» **Brief**:
Return every record verbatim.

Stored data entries
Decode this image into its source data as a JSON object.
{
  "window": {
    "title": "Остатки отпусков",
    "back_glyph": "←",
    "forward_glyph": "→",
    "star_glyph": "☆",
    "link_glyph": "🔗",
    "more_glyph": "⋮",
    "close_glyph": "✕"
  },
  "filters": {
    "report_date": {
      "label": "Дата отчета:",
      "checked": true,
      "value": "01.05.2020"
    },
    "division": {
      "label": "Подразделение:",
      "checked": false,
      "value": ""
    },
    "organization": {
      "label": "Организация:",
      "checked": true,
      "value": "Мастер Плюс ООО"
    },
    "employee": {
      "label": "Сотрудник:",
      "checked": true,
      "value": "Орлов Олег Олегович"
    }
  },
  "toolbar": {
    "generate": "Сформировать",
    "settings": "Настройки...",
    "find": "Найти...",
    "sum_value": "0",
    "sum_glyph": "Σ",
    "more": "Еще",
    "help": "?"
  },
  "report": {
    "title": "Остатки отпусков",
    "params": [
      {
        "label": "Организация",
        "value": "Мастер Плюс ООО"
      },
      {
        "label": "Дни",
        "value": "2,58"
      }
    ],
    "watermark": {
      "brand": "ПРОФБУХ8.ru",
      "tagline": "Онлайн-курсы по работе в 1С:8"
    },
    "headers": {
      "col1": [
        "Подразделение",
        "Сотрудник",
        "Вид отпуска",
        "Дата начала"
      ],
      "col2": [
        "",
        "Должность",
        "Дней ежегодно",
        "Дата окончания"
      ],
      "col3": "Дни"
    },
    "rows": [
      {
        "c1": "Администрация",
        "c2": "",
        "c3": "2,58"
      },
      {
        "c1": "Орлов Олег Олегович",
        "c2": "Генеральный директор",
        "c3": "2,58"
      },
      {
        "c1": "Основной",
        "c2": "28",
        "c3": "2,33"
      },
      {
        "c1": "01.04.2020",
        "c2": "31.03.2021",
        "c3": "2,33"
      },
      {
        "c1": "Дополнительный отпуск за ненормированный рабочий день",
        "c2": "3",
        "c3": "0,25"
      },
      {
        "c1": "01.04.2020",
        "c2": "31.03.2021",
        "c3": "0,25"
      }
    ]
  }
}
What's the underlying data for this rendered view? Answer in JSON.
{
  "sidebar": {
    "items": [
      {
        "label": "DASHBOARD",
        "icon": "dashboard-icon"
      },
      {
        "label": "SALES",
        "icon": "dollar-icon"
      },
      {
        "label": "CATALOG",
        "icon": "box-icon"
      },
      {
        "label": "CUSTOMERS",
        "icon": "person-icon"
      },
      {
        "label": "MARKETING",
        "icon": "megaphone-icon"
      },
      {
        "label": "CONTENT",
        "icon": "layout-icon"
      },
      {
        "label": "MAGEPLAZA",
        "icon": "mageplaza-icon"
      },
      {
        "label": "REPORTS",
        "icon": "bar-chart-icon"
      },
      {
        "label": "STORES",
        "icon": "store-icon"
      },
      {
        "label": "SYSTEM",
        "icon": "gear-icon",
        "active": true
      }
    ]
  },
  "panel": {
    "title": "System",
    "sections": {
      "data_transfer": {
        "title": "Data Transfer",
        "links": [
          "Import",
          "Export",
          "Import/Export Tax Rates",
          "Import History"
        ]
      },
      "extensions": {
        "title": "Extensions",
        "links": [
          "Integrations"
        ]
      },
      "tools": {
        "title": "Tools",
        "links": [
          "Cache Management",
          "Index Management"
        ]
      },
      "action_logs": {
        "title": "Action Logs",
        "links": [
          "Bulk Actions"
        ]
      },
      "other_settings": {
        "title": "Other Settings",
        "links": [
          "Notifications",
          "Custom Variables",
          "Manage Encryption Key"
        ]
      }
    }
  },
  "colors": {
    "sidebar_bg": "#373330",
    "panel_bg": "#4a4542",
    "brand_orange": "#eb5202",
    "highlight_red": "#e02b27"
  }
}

» **Written solution**:
Decode this image into its source data as a JSON object.
{
  "window": {
    "title": "Остатки отпусков",
    "back_glyph": "←",
    "forward_glyph": "→",
    "star_glyph": "☆",
    "link_glyph": "🔗",
    "more_glyph": "⋮",
    "close_glyph": "✕"
  },
  "filters": {
    "report_date": {
      "label": "Дата отчета:",
      "checked": true,
      "value": "01.05.2020"
    },
    "division": {
      "label": "Подразделение:",
      "checked": false,
      "value": ""
    },
    "organization": {
      "label": "Организация:",
      "checked": true,
      "value": "Мастер Плюс ООО"
    },
    "employee": {
      "label": "Сотрудник:",
      "checked": true,
      "value": "Орлов Олег Олегович"
    }
  },
  "toolbar": {
    "generate": "Сформировать",
    "settings": "Настройки...",
    "find": "Найти...",
    "sum_value": "0",
    "sum_glyph": "Σ",
    "more": "Еще",
    "help": "?"
  },
  "report": {
    "title": "Остатки отпусков",
    "params": [
      {
        "label": "Организация",
        "value": "Мастер Плюс ООО"
      },
      {
        "label": "Дни",
        "value": "2,58"
      }
    ],
    "watermark": {
      "brand": "ПРОФБУХ8.ru",
      "tagline": "Онлайн-курсы по работе в 1С:8"
    },
    "headers": {
      "col1": [
        "Подразделение",
        "Сотрудник",
        "Вид отпуска",
        "Дата начала"
      ],
      "col2": [
        "",
        "Должность",
        "Дней ежегодно",
        "Дата окончания"
      ],
      "col3": "Дни"
    },
    "rows": [
      {
        "c1": "Администрация",
        "c2": "",
        "c3": "2,58"
      },
      {
        "c1": "Орлов Олег Олегович",
        "c2": "Генеральный директор",
        "c3": "2,58"
      },
      {
        "c1": "Основной",
        "c2": "28",
        "c3": "2,33"
      },
      {
        "c1": "01.04.2020",
        "c2": "31.03.2021",
        "c3": "2,33"
      },
      {
        "c1": "Дополнительный отпуск за ненормированный рабочий день",
        "c2": "3",
        "c3": "0,25"
      },
      {
        "c1": "01.04.2020",
        "c2": "31.03.2021",
        "c3": "0,25"
      }
    ]
  }
}
What's the underlying data for this rendered view? Answer in JSON.
{
  "sidebar": {
    "items": [
      {
        "label": "DASHBOARD",
        "icon": "dashboard-icon"
      },
      {
        "label": "SALES",
        "icon": "dollar-icon"
      },
      {
        "label": "CATALOG",
        "icon": "box-icon"
      },
      {
        "label": "CUSTOMERS",
        "icon": "person-icon"
      },
      {
        "label": "MARKETING",
        "icon": "megaphone-icon"
      },
      {
        "label": "CONTENT",
        "icon": "layout-icon"
      },
      {
        "label": "MAGEPLAZA",
        "icon": "mageplaza-icon"
      },
      {
        "label": "REPORTS",
        "icon": "bar-chart-icon"
      },
      {
        "label": "STORES",
        "icon": "store-icon"
      },
      {
        "label": "SYSTEM",
        "icon": "gear-icon",
        "active": true
      }
    ]
  },
  "panel": {
    "title": "System",
    "sections": {
      "data_transfer": {
        "title": "Data Transfer",
        "links": [
          "Import",
          "Export",
          "Import/Export Tax Rates",
          "Import History"
        ]
      },
      "extensions": {
        "title": "Extensions",
        "links": [
          "Integrations"
        ]
      },
      "tools": {
        "title": "Tools",
        "links": [
          "Cache Management",
          "Index Management"
        ]
      },
      "action_logs": {
        "title": "Action Logs",
        "links": [
          "Bulk Actions"
        ]
      },
      "other_settings": {
        "title": "Other Settings",
        "links": [
          "Notifications",
          "Custom Variables",
          "Manage Encryption Key"
        ]
      }
    }
  },
  "colors": {
    "sidebar_bg": "#373330",
    "panel_bg": "#4a4542",
    "brand_orange": "#eb5202",
    "highlight_red": "#e02b27"
  }
}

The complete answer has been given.